## WHAT IS REQUIRED
Make an exact copy of the records, dropping all pictures.

## RECORDS TO PROCESS
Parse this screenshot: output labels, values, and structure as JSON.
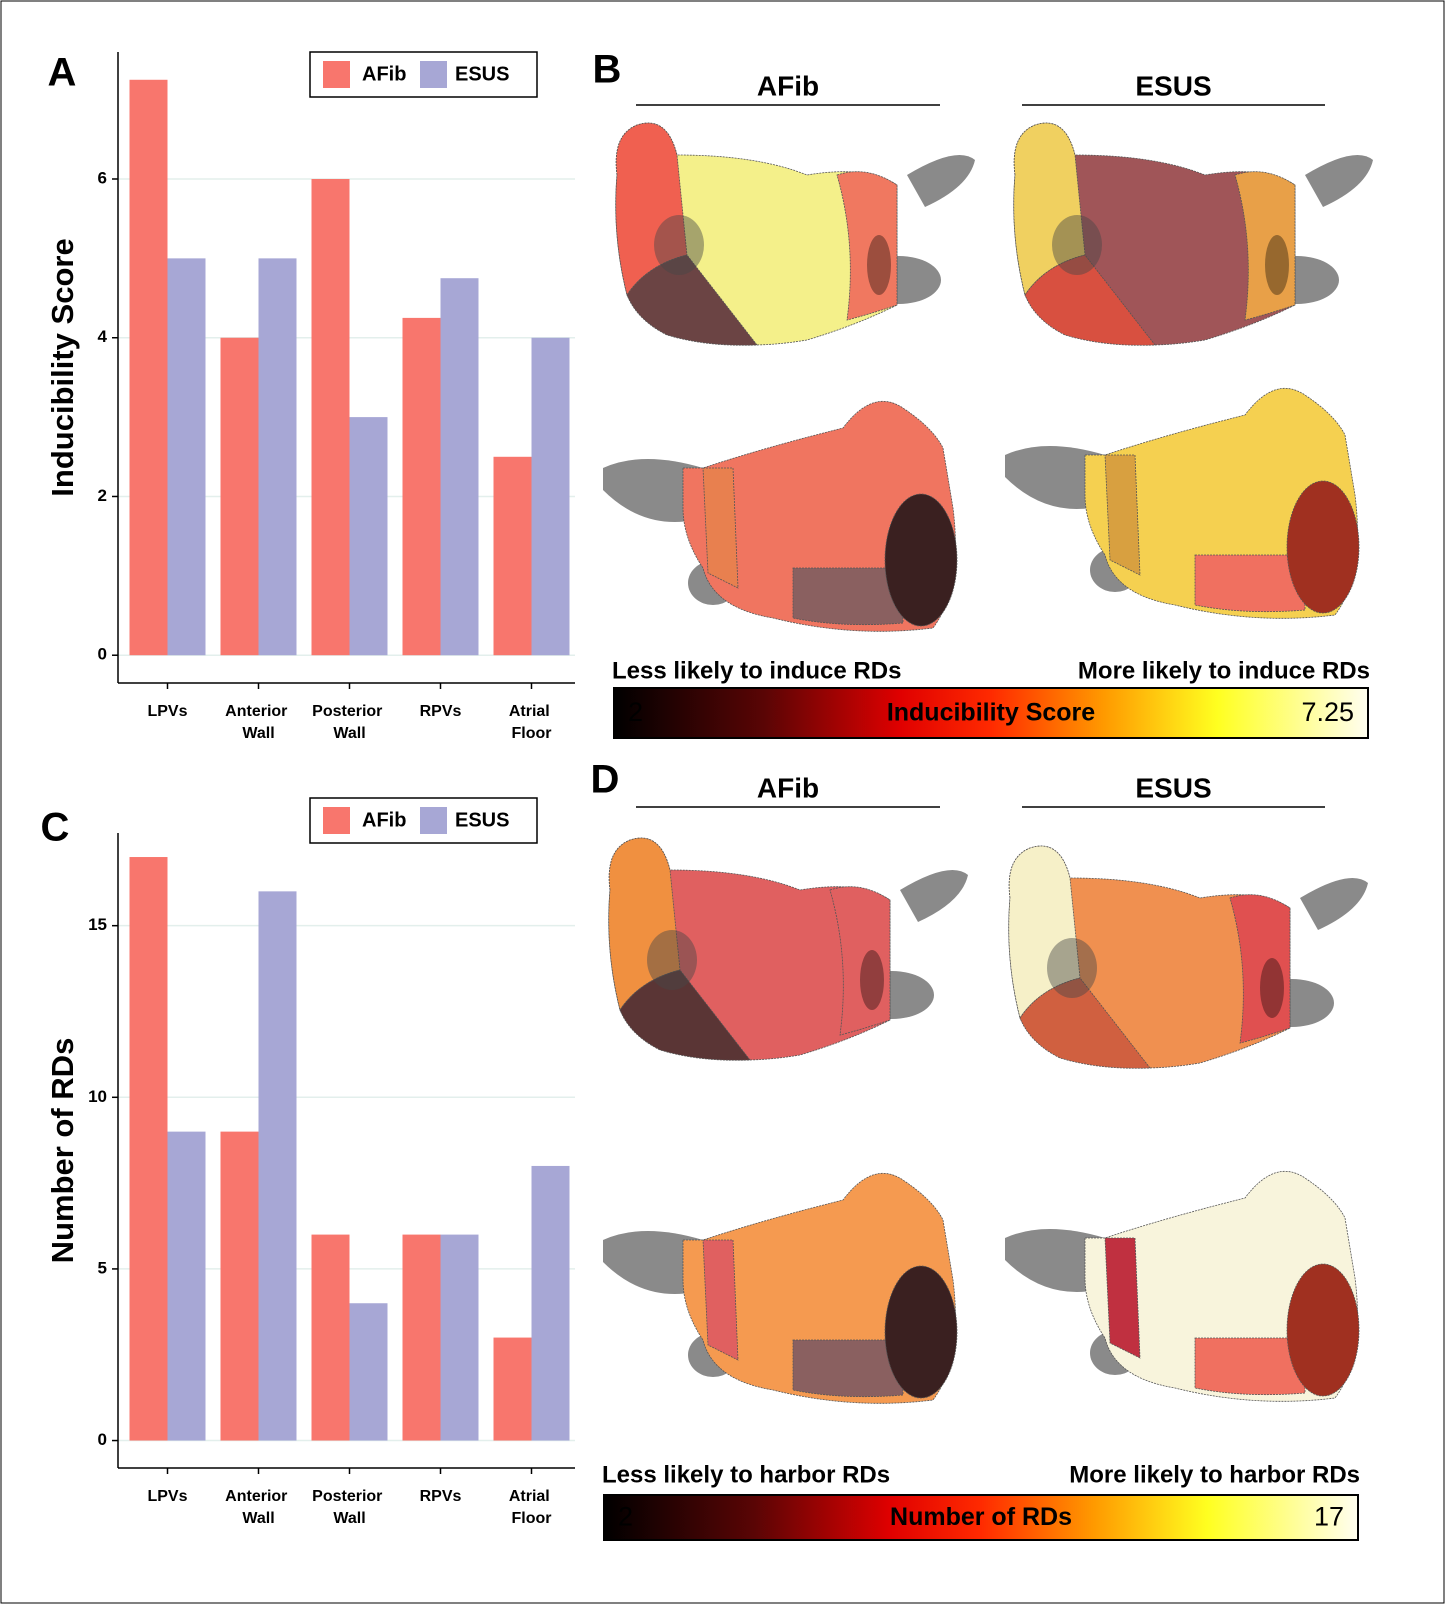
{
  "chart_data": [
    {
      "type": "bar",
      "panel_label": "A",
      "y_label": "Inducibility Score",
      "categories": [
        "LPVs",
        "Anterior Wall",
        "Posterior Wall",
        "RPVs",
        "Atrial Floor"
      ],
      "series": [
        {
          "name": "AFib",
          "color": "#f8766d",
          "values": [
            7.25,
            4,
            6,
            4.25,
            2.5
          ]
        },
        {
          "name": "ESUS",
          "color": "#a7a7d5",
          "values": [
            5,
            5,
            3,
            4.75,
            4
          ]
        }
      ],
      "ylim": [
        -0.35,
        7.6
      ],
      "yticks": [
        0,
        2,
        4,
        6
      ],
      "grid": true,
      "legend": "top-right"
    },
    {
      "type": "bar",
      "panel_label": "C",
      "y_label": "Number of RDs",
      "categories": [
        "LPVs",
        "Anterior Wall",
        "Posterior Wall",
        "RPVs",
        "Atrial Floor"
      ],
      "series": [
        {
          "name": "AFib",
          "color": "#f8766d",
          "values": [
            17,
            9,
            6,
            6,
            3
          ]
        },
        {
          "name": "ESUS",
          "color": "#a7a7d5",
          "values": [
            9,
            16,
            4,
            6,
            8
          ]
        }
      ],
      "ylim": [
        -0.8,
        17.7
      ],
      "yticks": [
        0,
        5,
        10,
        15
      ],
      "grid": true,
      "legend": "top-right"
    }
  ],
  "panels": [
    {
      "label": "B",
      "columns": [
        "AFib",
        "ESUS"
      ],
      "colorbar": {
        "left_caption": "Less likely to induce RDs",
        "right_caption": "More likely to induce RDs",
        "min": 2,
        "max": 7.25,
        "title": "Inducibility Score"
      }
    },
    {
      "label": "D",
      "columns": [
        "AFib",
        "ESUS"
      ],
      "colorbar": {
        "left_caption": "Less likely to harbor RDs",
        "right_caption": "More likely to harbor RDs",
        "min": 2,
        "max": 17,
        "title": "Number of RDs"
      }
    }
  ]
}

## WRITTEN ANSWER
Parse this screenshot: output labels, values, and structure as JSON.
{
  "chart_data": [
    {
      "type": "bar",
      "panel_label": "A",
      "y_label": "Inducibility Score",
      "categories": [
        "LPVs",
        "Anterior Wall",
        "Posterior Wall",
        "RPVs",
        "Atrial Floor"
      ],
      "series": [
        {
          "name": "AFib",
          "color": "#f8766d",
          "values": [
            7.25,
            4,
            6,
            4.25,
            2.5
          ]
        },
        {
          "name": "ESUS",
          "color": "#a7a7d5",
          "values": [
            5,
            5,
            3,
            4.75,
            4
          ]
        }
      ],
      "ylim": [
        -0.35,
        7.6
      ],
      "yticks": [
        0,
        2,
        4,
        6
      ],
      "grid": true,
      "legend": "top-right"
    },
    {
      "type": "bar",
      "panel_label": "C",
      "y_label": "Number of RDs",
      "categories": [
        "LPVs",
        "Anterior Wall",
        "Posterior Wall",
        "RPVs",
        "Atrial Floor"
      ],
      "series": [
        {
          "name": "AFib",
          "color": "#f8766d",
          "values": [
            17,
            9,
            6,
            6,
            3
          ]
        },
        {
          "name": "ESUS",
          "color": "#a7a7d5",
          "values": [
            9,
            16,
            4,
            6,
            8
          ]
        }
      ],
      "ylim": [
        -0.8,
        17.7
      ],
      "yticks": [
        0,
        5,
        10,
        15
      ],
      "grid": true,
      "legend": "top-right"
    }
  ],
  "panels": [
    {
      "label": "B",
      "columns": [
        "AFib",
        "ESUS"
      ],
      "colorbar": {
        "left_caption": "Less likely to induce RDs",
        "right_caption": "More likely to induce RDs",
        "min": 2,
        "max": 7.25,
        "title": "Inducibility Score"
      }
    },
    {
      "label": "D",
      "columns": [
        "AFib",
        "ESUS"
      ],
      "colorbar": {
        "left_caption": "Less likely to harbor RDs",
        "right_caption": "More likely to harbor RDs",
        "min": 2,
        "max": 17,
        "title": "Number of RDs"
      }
    }
  ]
}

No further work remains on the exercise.